-- begin The data --
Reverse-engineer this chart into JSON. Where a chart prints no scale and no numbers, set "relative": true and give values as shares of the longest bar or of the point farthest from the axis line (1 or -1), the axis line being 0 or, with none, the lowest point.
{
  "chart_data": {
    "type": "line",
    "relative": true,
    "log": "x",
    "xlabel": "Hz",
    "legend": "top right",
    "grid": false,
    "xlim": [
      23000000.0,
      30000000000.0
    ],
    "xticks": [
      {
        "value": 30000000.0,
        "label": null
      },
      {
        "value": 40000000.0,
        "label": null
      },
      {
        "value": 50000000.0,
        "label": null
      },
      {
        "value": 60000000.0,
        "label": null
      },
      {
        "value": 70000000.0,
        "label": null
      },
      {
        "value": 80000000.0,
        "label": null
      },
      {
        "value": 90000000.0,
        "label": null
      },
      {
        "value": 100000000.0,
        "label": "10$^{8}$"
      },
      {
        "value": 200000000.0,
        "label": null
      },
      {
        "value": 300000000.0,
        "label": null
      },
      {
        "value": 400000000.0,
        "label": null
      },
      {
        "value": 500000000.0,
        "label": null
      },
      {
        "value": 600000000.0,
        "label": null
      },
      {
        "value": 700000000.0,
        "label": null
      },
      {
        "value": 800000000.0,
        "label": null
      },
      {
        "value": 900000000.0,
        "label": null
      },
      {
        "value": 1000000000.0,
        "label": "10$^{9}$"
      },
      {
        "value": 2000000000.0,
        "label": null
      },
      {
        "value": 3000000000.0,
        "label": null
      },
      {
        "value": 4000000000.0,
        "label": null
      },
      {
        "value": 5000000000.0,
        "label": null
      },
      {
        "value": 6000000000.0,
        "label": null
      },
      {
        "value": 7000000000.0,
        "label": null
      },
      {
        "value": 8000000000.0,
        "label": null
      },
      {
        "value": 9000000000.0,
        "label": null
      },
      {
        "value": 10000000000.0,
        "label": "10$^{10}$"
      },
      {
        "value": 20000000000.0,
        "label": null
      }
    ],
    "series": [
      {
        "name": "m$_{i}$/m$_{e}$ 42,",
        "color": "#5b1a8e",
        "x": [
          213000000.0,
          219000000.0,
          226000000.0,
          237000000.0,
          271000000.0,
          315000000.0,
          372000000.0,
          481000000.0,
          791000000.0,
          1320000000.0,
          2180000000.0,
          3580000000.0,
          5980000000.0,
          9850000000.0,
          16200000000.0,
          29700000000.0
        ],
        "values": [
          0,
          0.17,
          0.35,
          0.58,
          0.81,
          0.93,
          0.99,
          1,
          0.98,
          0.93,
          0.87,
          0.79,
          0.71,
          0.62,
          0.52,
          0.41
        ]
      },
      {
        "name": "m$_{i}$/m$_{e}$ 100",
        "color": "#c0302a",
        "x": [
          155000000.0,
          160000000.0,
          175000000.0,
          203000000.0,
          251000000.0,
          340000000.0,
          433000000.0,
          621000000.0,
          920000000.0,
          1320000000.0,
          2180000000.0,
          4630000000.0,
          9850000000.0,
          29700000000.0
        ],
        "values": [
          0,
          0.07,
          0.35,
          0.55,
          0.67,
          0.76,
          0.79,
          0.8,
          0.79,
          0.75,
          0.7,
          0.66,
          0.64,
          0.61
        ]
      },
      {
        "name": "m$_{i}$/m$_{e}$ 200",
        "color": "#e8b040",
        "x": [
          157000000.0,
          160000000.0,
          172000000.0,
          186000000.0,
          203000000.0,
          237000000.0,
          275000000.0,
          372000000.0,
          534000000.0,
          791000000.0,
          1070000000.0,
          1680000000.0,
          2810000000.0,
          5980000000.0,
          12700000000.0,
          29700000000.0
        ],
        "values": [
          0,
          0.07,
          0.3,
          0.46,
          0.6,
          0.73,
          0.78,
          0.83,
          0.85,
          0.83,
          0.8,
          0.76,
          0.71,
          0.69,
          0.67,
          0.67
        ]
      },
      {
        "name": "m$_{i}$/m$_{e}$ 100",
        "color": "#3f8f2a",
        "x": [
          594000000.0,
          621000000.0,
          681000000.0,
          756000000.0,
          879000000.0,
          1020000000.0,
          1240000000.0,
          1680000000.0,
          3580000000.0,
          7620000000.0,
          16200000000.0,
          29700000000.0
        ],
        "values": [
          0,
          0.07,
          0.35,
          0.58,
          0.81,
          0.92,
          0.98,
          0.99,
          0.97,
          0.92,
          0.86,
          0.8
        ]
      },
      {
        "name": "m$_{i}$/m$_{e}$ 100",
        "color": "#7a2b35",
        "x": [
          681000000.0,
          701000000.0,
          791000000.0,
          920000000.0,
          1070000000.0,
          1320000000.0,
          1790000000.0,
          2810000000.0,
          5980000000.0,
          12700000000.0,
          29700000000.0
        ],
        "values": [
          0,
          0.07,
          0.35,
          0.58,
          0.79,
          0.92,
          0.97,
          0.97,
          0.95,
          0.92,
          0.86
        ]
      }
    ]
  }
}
-- end The data --
What you should do » Return all the data above once more, precisely as given.

Finished task »
Reverse-engineer this chart into JSON. Where a chart prints no scale and no numbers, set "relative": true and give values as shares of the longest bar or of the point farthest from the axis line (1 or -1), the axis line being 0 or, with none, the lowest point.
{
  "chart_data": {
    "type": "line",
    "relative": true,
    "log": "x",
    "xlabel": "Hz",
    "legend": "top right",
    "grid": false,
    "xlim": [
      23000000.0,
      30000000000.0
    ],
    "xticks": [
      {
        "value": 30000000.0,
        "label": null
      },
      {
        "value": 40000000.0,
        "label": null
      },
      {
        "value": 50000000.0,
        "label": null
      },
      {
        "value": 60000000.0,
        "label": null
      },
      {
        "value": 70000000.0,
        "label": null
      },
      {
        "value": 80000000.0,
        "label": null
      },
      {
        "value": 90000000.0,
        "label": null
      },
      {
        "value": 100000000.0,
        "label": "10$^{8}$"
      },
      {
        "value": 200000000.0,
        "label": null
      },
      {
        "value": 300000000.0,
        "label": null
      },
      {
        "value": 400000000.0,
        "label": null
      },
      {
        "value": 500000000.0,
        "label": null
      },
      {
        "value": 600000000.0,
        "label": null
      },
      {
        "value": 700000000.0,
        "label": null
      },
      {
        "value": 800000000.0,
        "label": null
      },
      {
        "value": 900000000.0,
        "label": null
      },
      {
        "value": 1000000000.0,
        "label": "10$^{9}$"
      },
      {
        "value": 2000000000.0,
        "label": null
      },
      {
        "value": 3000000000.0,
        "label": null
      },
      {
        "value": 4000000000.0,
        "label": null
      },
      {
        "value": 5000000000.0,
        "label": null
      },
      {
        "value": 6000000000.0,
        "label": null
      },
      {
        "value": 7000000000.0,
        "label": null
      },
      {
        "value": 8000000000.0,
        "label": null
      },
      {
        "value": 9000000000.0,
        "label": null
      },
      {
        "value": 10000000000.0,
        "label": "10$^{10}$"
      },
      {
        "value": 20000000000.0,
        "label": null
      }
    ],
    "series": [
      {
        "name": "m$_{i}$/m$_{e}$ 42,",
        "color": "#5b1a8e",
        "x": [
          213000000.0,
          219000000.0,
          226000000.0,
          237000000.0,
          271000000.0,
          315000000.0,
          372000000.0,
          481000000.0,
          791000000.0,
          1320000000.0,
          2180000000.0,
          3580000000.0,
          5980000000.0,
          9850000000.0,
          16200000000.0,
          29700000000.0
        ],
        "values": [
          0,
          0.17,
          0.35,
          0.58,
          0.81,
          0.93,
          0.99,
          1,
          0.98,
          0.93,
          0.87,
          0.79,
          0.71,
          0.62,
          0.52,
          0.41
        ]
      },
      {
        "name": "m$_{i}$/m$_{e}$ 100",
        "color": "#c0302a",
        "x": [
          155000000.0,
          160000000.0,
          175000000.0,
          203000000.0,
          251000000.0,
          340000000.0,
          433000000.0,
          621000000.0,
          920000000.0,
          1320000000.0,
          2180000000.0,
          4630000000.0,
          9850000000.0,
          29700000000.0
        ],
        "values": [
          0,
          0.07,
          0.35,
          0.55,
          0.67,
          0.76,
          0.79,
          0.8,
          0.79,
          0.75,
          0.7,
          0.66,
          0.64,
          0.61
        ]
      },
      {
        "name": "m$_{i}$/m$_{e}$ 200",
        "color": "#e8b040",
        "x": [
          157000000.0,
          160000000.0,
          172000000.0,
          186000000.0,
          203000000.0,
          237000000.0,
          275000000.0,
          372000000.0,
          534000000.0,
          791000000.0,
          1070000000.0,
          1680000000.0,
          2810000000.0,
          5980000000.0,
          12700000000.0,
          29700000000.0
        ],
        "values": [
          0,
          0.07,
          0.3,
          0.46,
          0.6,
          0.73,
          0.78,
          0.83,
          0.85,
          0.83,
          0.8,
          0.76,
          0.71,
          0.69,
          0.67,
          0.67
        ]
      },
      {
        "name": "m$_{i}$/m$_{e}$ 100",
        "color": "#3f8f2a",
        "x": [
          594000000.0,
          621000000.0,
          681000000.0,
          756000000.0,
          879000000.0,
          1020000000.0,
          1240000000.0,
          1680000000.0,
          3580000000.0,
          7620000000.0,
          16200000000.0,
          29700000000.0
        ],
        "values": [
          0,
          0.07,
          0.35,
          0.58,
          0.81,
          0.92,
          0.98,
          0.99,
          0.97,
          0.92,
          0.86,
          0.8
        ]
      },
      {
        "name": "m$_{i}$/m$_{e}$ 100",
        "color": "#7a2b35",
        "x": [
          681000000.0,
          701000000.0,
          791000000.0,
          920000000.0,
          1070000000.0,
          1320000000.0,
          1790000000.0,
          2810000000.0,
          5980000000.0,
          12700000000.0,
          29700000000.0
        ],
        "values": [
          0,
          0.07,
          0.35,
          0.58,
          0.79,
          0.92,
          0.97,
          0.97,
          0.95,
          0.92,
          0.86
        ]
      }
    ]
  }
}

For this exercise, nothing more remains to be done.